» **Description of the task**
Copy out all lines in the data below containing the string "text".

* BEGIN *

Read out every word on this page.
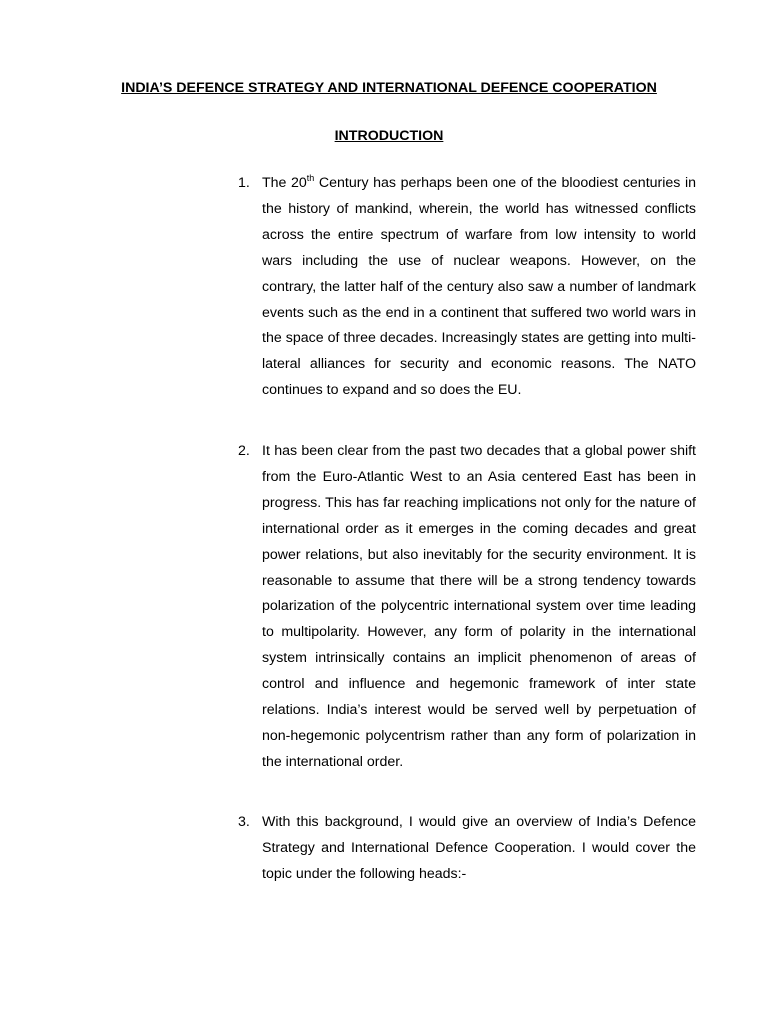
INDIA’S DEFENCE STRATEGY AND INTERNATIONAL DEFENCE COOPERATION
INTRODUCTION
1. The 20th Century has perhaps been one of the bloodiest centuries in the history of mankind, wherein, the world has witnessed conflicts across the entire spectrum of warfare from low intensity to world wars including the use of nuclear weapons. However, on the contrary, the latter half of the century also saw a number of landmark events such as the end in a continent that suffered two world wars in the space of three decades. Increasingly states are getting into multi-lateral alliances for security and economic reasons. The NATO continues to expand and so does the EU.

2. It has been clear from the past two decades that a global power shift from the Euro-Atlantic West to an Asia centered East has been in progress. This has far reaching implications not only for the nature of international order as it emerges in the coming decades and great power relations, but also inevitably for the security environment. It is reasonable to assume that there will be a strong tendency towards polarization of the polycentric international system over time leading to multipolarity. However, any form of polarity in the international system intrinsically contains an implicit phenomenon of areas of control and influence and hegemonic framework of inter state relations. India’s interest would be served well by perpetuation of non-hegemonic polycentrism rather than any form of polarization in the international order.

3. With this background, I would give an overview of India’s Defence Strategy and International Defence Cooperation. I would cover the topic under the following heads:-
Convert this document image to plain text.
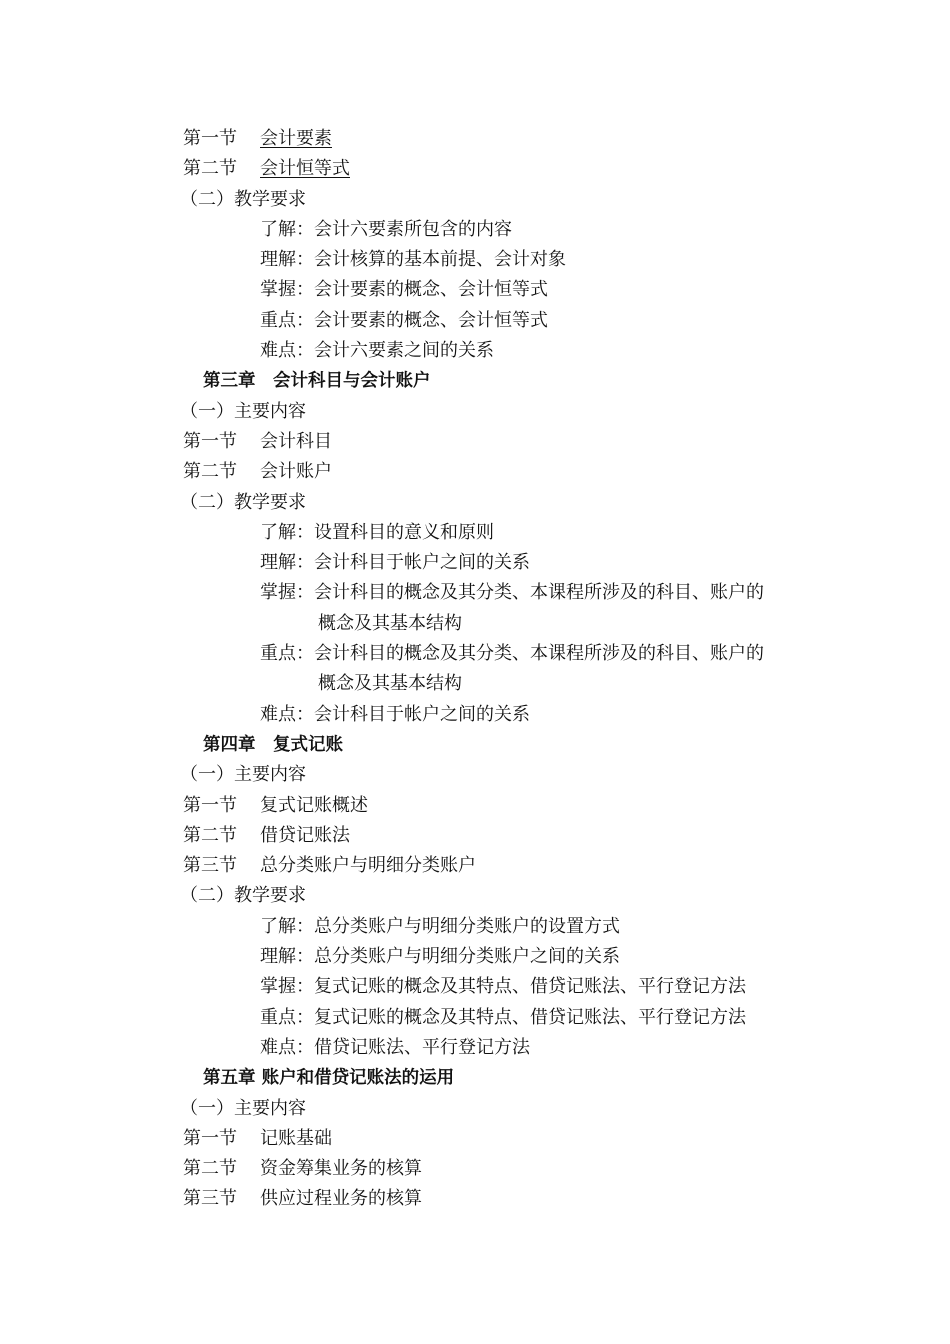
第一节 会计要素
第二节 会计恒等式
（二）教学要求
了解：会计六要素所包含的内容
理解：会计核算的基本前提、会计对象
掌握：会计要素的概念、会计恒等式
重点：会计要素的概念、会计恒等式
难点：会计六要素之间的关系
第三章　会计科目与会计账户
（一）主要内容
第一节 会计科目
第二节 会计账户
（二）教学要求
了解：设置科目的意义和原则
理解：会计科目于帐户之间的关系
掌握：会计科目的概念及其分类、本课程所涉及的科目、账户的
概念及其基本结构
重点：会计科目的概念及其分类、本课程所涉及的科目、账户的
概念及其基本结构
难点：会计科目于帐户之间的关系
第四章　复式记账
（一）主要内容
第一节 复式记账概述
第二节 借贷记账法
第三节 总分类账户与明细分类账户
（二）教学要求
了解：总分类账户与明细分类账户的设置方式
理解：总分类账户与明细分类账户之间的关系
掌握：复式记账的概念及其特点、借贷记账法、平行登记方法
重点：复式记账的概念及其特点、借贷记账法、平行登记方法
难点：借贷记账法、平行登记方法
第五章 账户和借贷记账法的运用
（一）主要内容
第一节 记账基础
第二节 资金筹集业务的核算
第三节 供应过程业务的核算
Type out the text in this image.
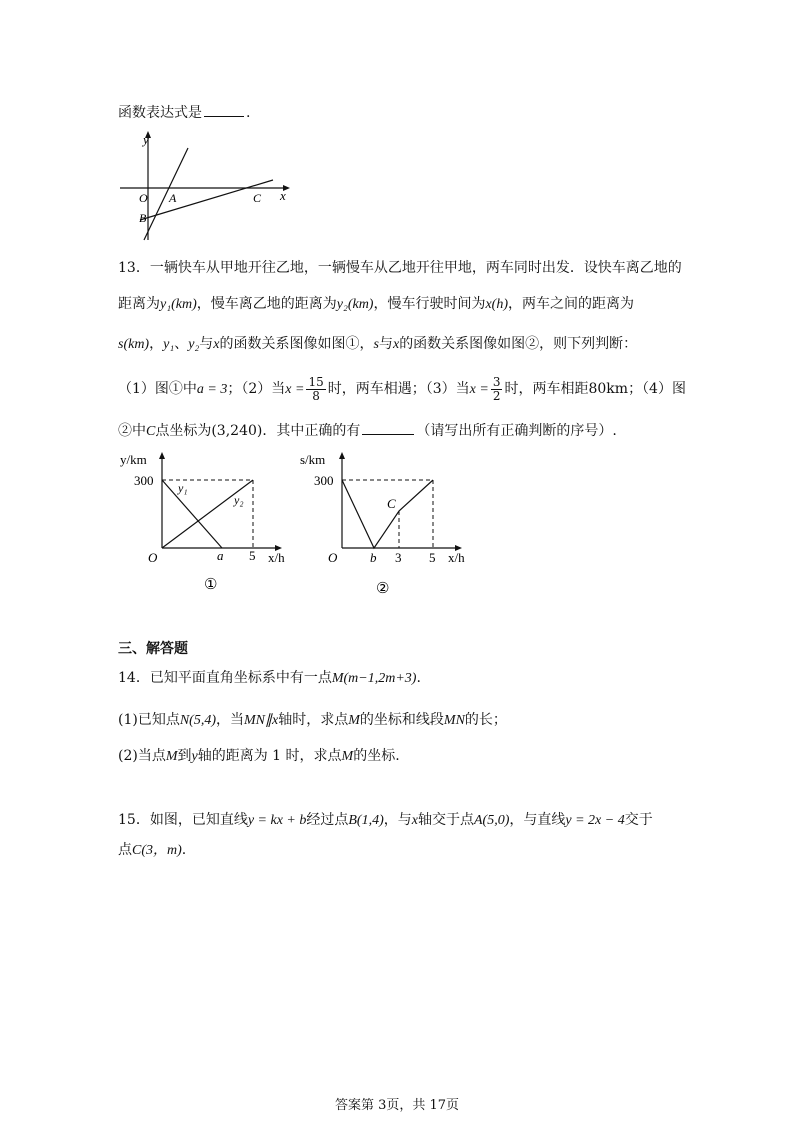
函数表达式是	.
y
x
O A
B
C
13．一辆快车从甲地开往乙地，一辆慢车从乙地开往甲地，两车同时出发．设快车离乙地的
距离为y₁(km)，慢车离乙地的距离为y₂(km)，慢车行驶时间为x(h)，两车之间的距离为
s(km)，y₁、y₂与x的函数关系图像如图①，s与x的函数关系图像如图②，则下列判断：
（1）图①中a = 3；（2）当$x = \frac{15}{8}$ 时，两车相遇；（3）当$x = \frac{3}{2}$ 时，两车相距80km；（4）图
②中C点坐标为(3,240)．其中正确的有	（请写出所有正确判断的序号）.
y/km
300
O	a 5 x/h
y₁
y₂
①
s/km
300
O	b 3 5 x/h
C
②
三、解答题
14．已知平面直角坐标系中有一点M(m−1,2m+3).
(1)已知点N(5,4)，当MN∥x轴时，求点M的坐标和线段MN的长；
(2)当点M到y轴的距离为 1 时，求点M的坐标.
15．如图，已知直线y = kx + b经过点B(1,4)，与x轴交于点A(5,0)，与直线y = 2x − 4交于
点C(3，m).
答案第 3页，共 17页
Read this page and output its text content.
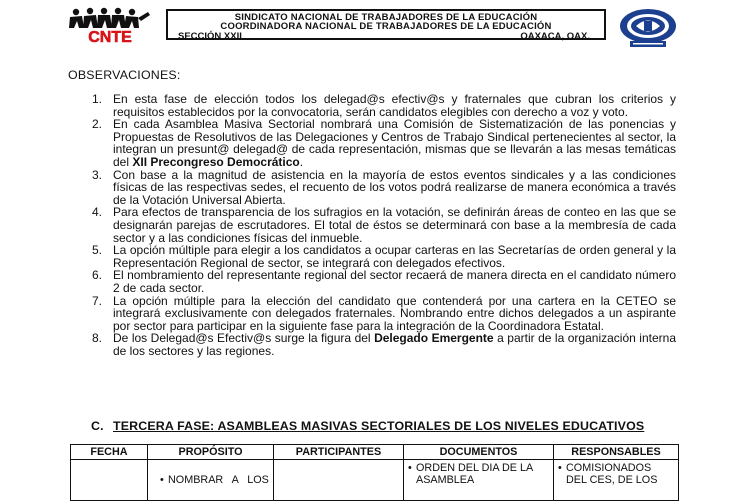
CNTE
SINDICATO NACIONAL DE TRABAJADORES DE LA EDUCACIÓN
COORDINADORA NACIONAL DE TRABAJADORES DE LA EDUCACIÓN
SECCIÓN XXII	OAXACA, OAX.
OBSERVACIONES:
1. En esta fase de elección todos los delegad@s efectiv@s y fraternales que cubran los criterios y requisitos establecidos por la convocatoria, serán candidatos elegibles con derecho a voz y voto.
2. En cada Asamblea Masiva Sectorial nombrará una Comisión de Sistematización de las ponencias y Propuestas de Resolutivos de las Delegaciones y Centros de Trabajo Sindical pertenecientes al sector, la integran un presunt@ delegad@ de cada representación, mismas que se llevarán a las mesas temáticas del XII Precongreso Democrático.
3. Con base a la magnitud de asistencia en la mayoría de estos eventos sindicales y a las condiciones físicas de las respectivas sedes, el recuento de los votos podrá realizarse de manera económica a través de la Votación Universal Abierta.
4. Para efectos de transparencia de los sufragios en la votación, se definirán áreas de conteo en las que se designarán parejas de escrutadores. El total de éstos se determinará con base a la membresía de cada sector y a las condiciones físicas del inmueble.
5. La opción múltiple para elegir a los candidatos a ocupar carteras en las Secretarías de orden general y la Representación Regional de sector, se integrará con delegados efectivos.
6. El nombramiento del representante regional del sector recaerá de manera directa en el candidato número 2 de cada sector.
7. La opción múltiple para la elección del candidato que contenderá por una cartera en la CETEO se integrará exclusivamente con delegados fraternales. Nombrando entre dichos delegados a un aspirante por sector para participar en la siguiente fase para la integración de la Coordinadora Estatal.
8. De los Delegad@s Efectiv@s surge la figura del Delegado Emergente a partir de la organización interna de los sectores y las regiones.
C. TERCERA FASE: ASAMBLEAS MASIVAS SECTORIALES DE LOS NIVELES EDUCATIVOS
FECHA	PROPÓSITO	PARTICIPANTES	DOCUMENTOS	RESPONSABLES

	• NOMBRAR A LOS		• ORDEN DEL DIA DE LA ASAMBLEA	• COMISIONADOS DEL CES, DE LOS
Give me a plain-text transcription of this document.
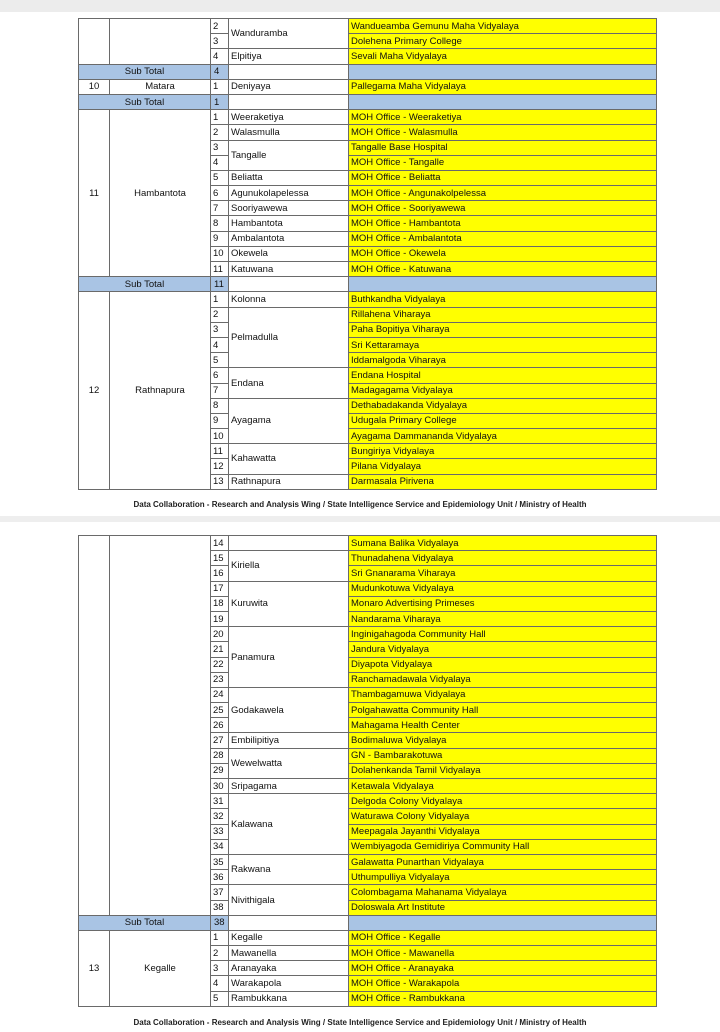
		2	Wanduramba	Wandueamba Gemunu Maha Vidyalaya
		3		Dolehena Primary College
		4	Elpitiya	Sevali Maha Vidyalaya
Sub Total		4		
10	Matara	1	Deniyaya	Pallegama Maha Vidyalaya
Sub Total		1		
11	Hambantota	1	Weeraketiya	MOH Office - Weeraketiya
		2	Walasmulla	MOH Office - Walasmulla
		3	Tangalle	Tangalle Base Hospital
		4		MOH Office - Tangalle
		5	Beliatta	MOH Office - Beliatta
		6	Agunukolapelessa	MOH Office - Angunakolpelessa
		7	Sooriyawewa	MOH Office - Sooriyawewa
		8	Hambantota	MOH Office - Hambantota
		9	Ambalantota	MOH Office - Ambalantota
		10	Okewela	MOH Office - Okewela
		11	Katuwana	MOH Office - Katuwana
Sub Total		11		
12	Rathnapura	1	Kolonna	Buthkandha Vidyalaya
		2	Pelmadulla	Rillahena Viharaya
		3		Paha Bopitiya Viharaya
		4		Sri Kettaramaya
		5		Iddamalgoda Viharaya
		6	Endana	Endana Hospital
		7		Madagagama Vidyalaya
		8	Ayagama	Dethabadakanda Vidyalaya
		9		Udugala Primary College
		10		Ayagama Dammananda Vidyalaya
		11	Kahawatta	Bungiriya Vidyalaya
		12		Pilana Vidyalaya
		13	Rathnapura	Darmasala Pirivena
Data Collaboration - Research and Analysis Wing / State Intelligence Service and Epidemiology Unit / Ministry of Health
		14		Sumana Balika Vidyalaya
		15	Kiriella	Thunadahena Vidyalaya
		16		Sri Gnanarama Viharaya
		17	Kuruwita	Mudunkotuwa Vidyalaya
		18		Monaro Advertising Primeses
		19		Nandarama Viharaya
		20	Panamura	Inginigahagoda Community Hall
		21		Jandura Vidyalaya
		22		Diyapota Vidyalaya
		23		Ranchamadawala Vidyalaya
		24	Godakawela	Thambagamuwa Vidyalaya
		25		Polgahawatta Community Hall
		26		Mahagama Health Center
		27	Embilipitiya	Bodimaluwa Vidyalaya
		28	Wewelwatta	GN - Bambarakotuwa
		29		Dolahenkanda Tamil Vidyalaya
		30	Sripagama	Ketawala Vidyalaya
		31	Kalawana	Delgoda Colony Vidyalaya
		32		Waturawa Colony Vidyalaya
		33		Meepagala Jayanthi Vidyalaya
		34		Wembiyagoda Gemidiriya Community Hall
		35	Rakwana	Galawatta Punarthan Vidyalaya
		36		Uthumpulliya Vidyalaya
		37	Nivithigala	Colombagama Mahanama Vidyalaya
		38		Doloswala Art Institute
Sub Total		38		
13	Kegalle	1	Kegalle	MOH Office - Kegalle
		2	Mawanella	MOH Office - Mawanella
		3	Aranayaka	MOH Office - Aranayaka
		4	Warakapola	MOH Office - Warakapola
		5	Rambukkana	MOH Office - Rambukkana
Data Collaboration - Research and Analysis Wing / State Intelligence Service and Epidemiology Unit / Ministry of Health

* END *

» **Full response**
Convert this document image to plain text.
Type out the text in this image.
Read this page and output its text content.
Give me a plain-text transcription of this document.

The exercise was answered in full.